— begin SUPPLIED ENTRIES —

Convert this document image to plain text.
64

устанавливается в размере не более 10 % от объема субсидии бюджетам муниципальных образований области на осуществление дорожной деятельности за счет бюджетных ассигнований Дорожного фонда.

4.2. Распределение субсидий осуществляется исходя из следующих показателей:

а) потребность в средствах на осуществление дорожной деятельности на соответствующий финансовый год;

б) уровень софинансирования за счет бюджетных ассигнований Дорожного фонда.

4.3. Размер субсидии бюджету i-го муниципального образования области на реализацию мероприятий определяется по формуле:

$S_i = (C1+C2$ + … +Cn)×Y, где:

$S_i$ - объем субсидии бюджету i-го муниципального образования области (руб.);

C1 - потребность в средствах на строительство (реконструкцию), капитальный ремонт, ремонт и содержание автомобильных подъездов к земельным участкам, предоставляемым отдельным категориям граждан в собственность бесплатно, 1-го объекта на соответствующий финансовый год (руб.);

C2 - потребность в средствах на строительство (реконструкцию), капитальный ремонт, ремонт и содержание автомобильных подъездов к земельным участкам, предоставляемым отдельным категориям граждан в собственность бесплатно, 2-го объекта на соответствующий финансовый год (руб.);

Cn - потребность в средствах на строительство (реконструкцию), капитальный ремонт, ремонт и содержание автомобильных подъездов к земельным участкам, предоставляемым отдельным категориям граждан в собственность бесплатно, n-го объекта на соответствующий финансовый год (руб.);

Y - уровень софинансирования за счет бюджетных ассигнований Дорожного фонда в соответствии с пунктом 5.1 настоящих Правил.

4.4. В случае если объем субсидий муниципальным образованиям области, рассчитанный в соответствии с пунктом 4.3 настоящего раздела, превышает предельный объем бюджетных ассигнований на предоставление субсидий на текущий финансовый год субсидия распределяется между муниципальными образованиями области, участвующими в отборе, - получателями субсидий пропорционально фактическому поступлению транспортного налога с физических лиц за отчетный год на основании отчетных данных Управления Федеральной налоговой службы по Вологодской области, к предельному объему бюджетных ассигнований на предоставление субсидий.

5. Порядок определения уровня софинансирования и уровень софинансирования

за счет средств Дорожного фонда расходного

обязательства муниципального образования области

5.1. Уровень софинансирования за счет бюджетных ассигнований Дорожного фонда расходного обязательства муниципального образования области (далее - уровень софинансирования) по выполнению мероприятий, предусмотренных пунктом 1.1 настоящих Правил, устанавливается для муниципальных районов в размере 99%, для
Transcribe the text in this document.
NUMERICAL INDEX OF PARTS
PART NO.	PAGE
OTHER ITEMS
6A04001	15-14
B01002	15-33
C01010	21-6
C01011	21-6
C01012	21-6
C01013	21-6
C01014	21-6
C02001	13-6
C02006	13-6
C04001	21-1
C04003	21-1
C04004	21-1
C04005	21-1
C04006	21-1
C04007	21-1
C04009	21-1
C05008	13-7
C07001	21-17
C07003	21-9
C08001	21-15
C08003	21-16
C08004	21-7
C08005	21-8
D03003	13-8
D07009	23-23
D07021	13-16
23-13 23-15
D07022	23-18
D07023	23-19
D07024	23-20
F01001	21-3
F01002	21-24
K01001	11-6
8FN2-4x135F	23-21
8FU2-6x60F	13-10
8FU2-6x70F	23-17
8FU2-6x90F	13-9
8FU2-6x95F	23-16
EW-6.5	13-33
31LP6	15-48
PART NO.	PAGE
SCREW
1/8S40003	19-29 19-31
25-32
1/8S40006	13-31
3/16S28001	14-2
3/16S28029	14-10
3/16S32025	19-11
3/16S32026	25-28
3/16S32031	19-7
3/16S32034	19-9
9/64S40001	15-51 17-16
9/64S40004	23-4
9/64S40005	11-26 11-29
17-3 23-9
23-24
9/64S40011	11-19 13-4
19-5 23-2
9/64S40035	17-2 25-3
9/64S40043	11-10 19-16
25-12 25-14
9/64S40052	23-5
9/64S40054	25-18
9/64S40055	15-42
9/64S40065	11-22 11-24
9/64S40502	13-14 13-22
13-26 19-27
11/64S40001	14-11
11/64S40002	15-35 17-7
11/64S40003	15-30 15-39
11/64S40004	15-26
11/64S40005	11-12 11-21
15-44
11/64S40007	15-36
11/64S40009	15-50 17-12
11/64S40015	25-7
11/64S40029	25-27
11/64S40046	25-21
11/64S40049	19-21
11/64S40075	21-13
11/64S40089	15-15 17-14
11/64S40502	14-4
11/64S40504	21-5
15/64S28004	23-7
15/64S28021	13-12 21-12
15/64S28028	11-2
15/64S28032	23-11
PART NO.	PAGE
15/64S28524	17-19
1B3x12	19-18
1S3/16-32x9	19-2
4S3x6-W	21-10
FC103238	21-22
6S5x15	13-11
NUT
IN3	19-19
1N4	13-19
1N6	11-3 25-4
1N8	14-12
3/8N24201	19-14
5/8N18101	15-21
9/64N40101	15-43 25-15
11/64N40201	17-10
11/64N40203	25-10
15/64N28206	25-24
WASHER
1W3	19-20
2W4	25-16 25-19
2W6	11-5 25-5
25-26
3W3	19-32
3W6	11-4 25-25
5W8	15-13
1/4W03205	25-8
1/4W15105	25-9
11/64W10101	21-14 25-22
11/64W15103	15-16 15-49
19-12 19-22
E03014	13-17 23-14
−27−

— end SUPPLIED ENTRIES —

> DIRECTION
All of the data needs to be printed once more, exactly.

> THE COMPLETED TASK
Convert this document image to plain text.
64

устанавливается в размере не более 10 % от объема субсидии бюджетам муниципальных образований области на осуществление дорожной деятельности за счет бюджетных ассигнований Дорожного фонда.

4.2. Распределение субсидий осуществляется исходя из следующих показателей:

а) потребность в средствах на осуществление дорожной деятельности на соответствующий финансовый год;

б) уровень софинансирования за счет бюджетных ассигнований Дорожного фонда.

4.3. Размер субсидии бюджету i-го муниципального образования области на реализацию мероприятий определяется по формуле:

$S_i = (C1+C2$ + … +Cn)×Y, где:

$S_i$ - объем субсидии бюджету i-го муниципального образования области (руб.);

C1 - потребность в средствах на строительство (реконструкцию), капитальный ремонт, ремонт и содержание автомобильных подъездов к земельным участкам, предоставляемым отдельным категориям граждан в собственность бесплатно, 1-го объекта на соответствующий финансовый год (руб.);

C2 - потребность в средствах на строительство (реконструкцию), капитальный ремонт, ремонт и содержание автомобильных подъездов к земельным участкам, предоставляемым отдельным категориям граждан в собственность бесплатно, 2-го объекта на соответствующий финансовый год (руб.);

Cn - потребность в средствах на строительство (реконструкцию), капитальный ремонт, ремонт и содержание автомобильных подъездов к земельным участкам, предоставляемым отдельным категориям граждан в собственность бесплатно, n-го объекта на соответствующий финансовый год (руб.);

Y - уровень софинансирования за счет бюджетных ассигнований Дорожного фонда в соответствии с пунктом 5.1 настоящих Правил.

4.4. В случае если объем субсидий муниципальным образованиям области, рассчитанный в соответствии с пунктом 4.3 настоящего раздела, превышает предельный объем бюджетных ассигнований на предоставление субсидий на текущий финансовый год субсидия распределяется между муниципальными образованиями области, участвующими в отборе, - получателями субсидий пропорционально фактическому поступлению транспортного налога с физических лиц за отчетный год на основании отчетных данных Управления Федеральной налоговой службы по Вологодской области, к предельному объему бюджетных ассигнований на предоставление субсидий.

5. Порядок определения уровня софинансирования и уровень софинансирования

за счет средств Дорожного фонда расходного

обязательства муниципального образования области

5.1. Уровень софинансирования за счет бюджетных ассигнований Дорожного фонда расходного обязательства муниципального образования области (далее - уровень софинансирования) по выполнению мероприятий, предусмотренных пунктом 1.1 настоящих Правил, устанавливается для муниципальных районов в размере 99%, для
Transcribe the text in this document.
NUMERICAL INDEX OF PARTS
PART NO.	PAGE
OTHER ITEMS
6A04001	15-14
B01002	15-33
C01010	21-6
C01011	21-6
C01012	21-6
C01013	21-6
C01014	21-6
C02001	13-6
C02006	13-6
C04001	21-1
C04003	21-1
C04004	21-1
C04005	21-1
C04006	21-1
C04007	21-1
C04009	21-1
C05008	13-7
C07001	21-17
C07003	21-9
C08001	21-15
C08003	21-16
C08004	21-7
C08005	21-8
D03003	13-8
D07009	23-23
D07021	13-16
23-13 23-15
D07022	23-18
D07023	23-19
D07024	23-20
F01001	21-3
F01002	21-24
K01001	11-6
8FN2-4x135F	23-21
8FU2-6x60F	13-10
8FU2-6x70F	23-17
8FU2-6x90F	13-9
8FU2-6x95F	23-16
EW-6.5	13-33
31LP6	15-48
PART NO.	PAGE
SCREW
1/8S40003	19-29 19-31
25-32
1/8S40006	13-31
3/16S28001	14-2
3/16S28029	14-10
3/16S32025	19-11
3/16S32026	25-28
3/16S32031	19-7
3/16S32034	19-9
9/64S40001	15-51 17-16
9/64S40004	23-4
9/64S40005	11-26 11-29
17-3 23-9
23-24
9/64S40011	11-19 13-4
19-5 23-2
9/64S40035	17-2 25-3
9/64S40043	11-10 19-16
25-12 25-14
9/64S40052	23-5
9/64S40054	25-18
9/64S40055	15-42
9/64S40065	11-22 11-24
9/64S40502	13-14 13-22
13-26 19-27
11/64S40001	14-11
11/64S40002	15-35 17-7
11/64S40003	15-30 15-39
11/64S40004	15-26
11/64S40005	11-12 11-21
15-44
11/64S40007	15-36
11/64S40009	15-50 17-12
11/64S40015	25-7
11/64S40029	25-27
11/64S40046	25-21
11/64S40049	19-21
11/64S40075	21-13
11/64S40089	15-15 17-14
11/64S40502	14-4
11/64S40504	21-5
15/64S28004	23-7
15/64S28021	13-12 21-12
15/64S28028	11-2
15/64S28032	23-11
PART NO.	PAGE
15/64S28524	17-19
1B3x12	19-18
1S3/16-32x9	19-2
4S3x6-W	21-10
FC103238	21-22
6S5x15	13-11
NUT
IN3	19-19
1N4	13-19
1N6	11-3 25-4
1N8	14-12
3/8N24201	19-14
5/8N18101	15-21
9/64N40101	15-43 25-15
11/64N40201	17-10
11/64N40203	25-10
15/64N28206	25-24
WASHER
1W3	19-20
2W4	25-16 25-19
2W6	11-5 25-5
25-26
3W3	19-32
3W6	11-4 25-25
5W8	15-13
1/4W03205	25-8
1/4W15105	25-9
11/64W10101	21-14 25-22
11/64W15103	15-16 15-49
19-12 19-22
E03014	13-17 23-14
−27−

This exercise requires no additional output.